(Listings of boxed layout items)
::::::
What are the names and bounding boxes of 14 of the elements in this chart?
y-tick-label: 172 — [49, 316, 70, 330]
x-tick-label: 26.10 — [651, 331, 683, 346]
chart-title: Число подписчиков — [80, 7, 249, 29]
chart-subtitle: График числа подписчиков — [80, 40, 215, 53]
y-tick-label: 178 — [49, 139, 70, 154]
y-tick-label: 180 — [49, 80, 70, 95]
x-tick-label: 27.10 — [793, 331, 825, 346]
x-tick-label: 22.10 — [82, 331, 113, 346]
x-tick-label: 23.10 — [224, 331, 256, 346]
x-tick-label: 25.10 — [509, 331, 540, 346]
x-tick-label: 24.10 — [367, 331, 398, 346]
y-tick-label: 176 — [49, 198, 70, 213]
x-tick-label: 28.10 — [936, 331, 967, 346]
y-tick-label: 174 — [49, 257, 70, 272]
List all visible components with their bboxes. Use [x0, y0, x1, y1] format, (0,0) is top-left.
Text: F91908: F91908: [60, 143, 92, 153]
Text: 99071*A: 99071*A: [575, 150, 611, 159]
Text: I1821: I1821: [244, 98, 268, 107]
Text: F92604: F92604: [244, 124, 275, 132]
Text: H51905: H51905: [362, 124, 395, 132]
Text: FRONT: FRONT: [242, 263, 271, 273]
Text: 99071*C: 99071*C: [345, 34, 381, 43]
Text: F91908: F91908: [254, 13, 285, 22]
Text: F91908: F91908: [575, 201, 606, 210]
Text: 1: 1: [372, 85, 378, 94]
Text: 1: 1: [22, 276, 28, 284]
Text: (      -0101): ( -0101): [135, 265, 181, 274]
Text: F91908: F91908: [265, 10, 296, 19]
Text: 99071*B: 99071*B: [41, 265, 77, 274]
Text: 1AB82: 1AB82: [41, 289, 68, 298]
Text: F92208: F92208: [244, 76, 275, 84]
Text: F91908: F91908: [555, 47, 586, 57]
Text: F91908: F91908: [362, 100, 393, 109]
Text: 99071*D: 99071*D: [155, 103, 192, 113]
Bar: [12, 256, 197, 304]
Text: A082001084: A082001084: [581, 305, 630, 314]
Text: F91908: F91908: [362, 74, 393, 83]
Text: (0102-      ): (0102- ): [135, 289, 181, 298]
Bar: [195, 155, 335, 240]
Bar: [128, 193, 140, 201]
::::::
PROBLEM DETAILS:
Reproduce all of the material above, swapping every instance of "x-tick-label" for "x-axis-label" and leaving everything else unchanged.

EXERCISE RESULT:
What are the names and bounding boxes of 14 of the elements in this chart?
y-tick-label: 172 — [49, 316, 70, 330]
x-axis-label: 26.10 — [651, 331, 683, 346]
chart-title: Число подписчиков — [80, 7, 249, 29]
chart-subtitle: График числа подписчиков — [80, 40, 215, 53]
y-tick-label: 178 — [49, 139, 70, 154]
y-tick-label: 180 — [49, 80, 70, 95]
x-axis-label: 27.10 — [793, 331, 825, 346]
x-axis-label: 22.10 — [82, 331, 113, 346]
x-axis-label: 23.10 — [224, 331, 256, 346]
x-axis-label: 25.10 — [509, 331, 540, 346]
x-axis-label: 24.10 — [367, 331, 398, 346]
y-tick-label: 176 — [49, 198, 70, 213]
x-axis-label: 28.10 — [936, 331, 967, 346]
y-tick-label: 174 — [49, 257, 70, 272]
List all visible components with their bboxes. Use [x0, y0, x1, y1] format, (0,0) is top-left.
Text: F91908: F91908: [60, 143, 92, 153]
Text: 99071*A: 99071*A: [575, 150, 611, 159]
Text: I1821: I1821: [244, 98, 268, 107]
Text: F92604: F92604: [244, 124, 275, 132]
Text: H51905: H51905: [362, 124, 395, 132]
Text: FRONT: FRONT: [242, 263, 271, 273]
Text: 99071*C: 99071*C: [345, 34, 381, 43]
Text: F91908: F91908: [254, 13, 285, 22]
Text: F91908: F91908: [575, 201, 606, 210]
Text: 1: 1: [372, 85, 378, 94]
Text: 1: 1: [22, 276, 28, 284]
Text: (      -0101): ( -0101): [135, 265, 181, 274]
Text: F91908: F91908: [265, 10, 296, 19]
Text: 99071*B: 99071*B: [41, 265, 77, 274]
Text: 1AB82: 1AB82: [41, 289, 68, 298]
Text: F92208: F92208: [244, 76, 275, 84]
Text: F91908: F91908: [555, 47, 586, 57]
Text: F91908: F91908: [362, 100, 393, 109]
Text: 99071*D: 99071*D: [155, 103, 192, 113]
Bar: [12, 256, 197, 304]
Text: A082001084: A082001084: [581, 305, 630, 314]
Text: F91908: F91908: [362, 74, 393, 83]
Text: (0102-      ): (0102- ): [135, 289, 181, 298]
Bar: [195, 155, 335, 240]
Bar: [128, 193, 140, 201]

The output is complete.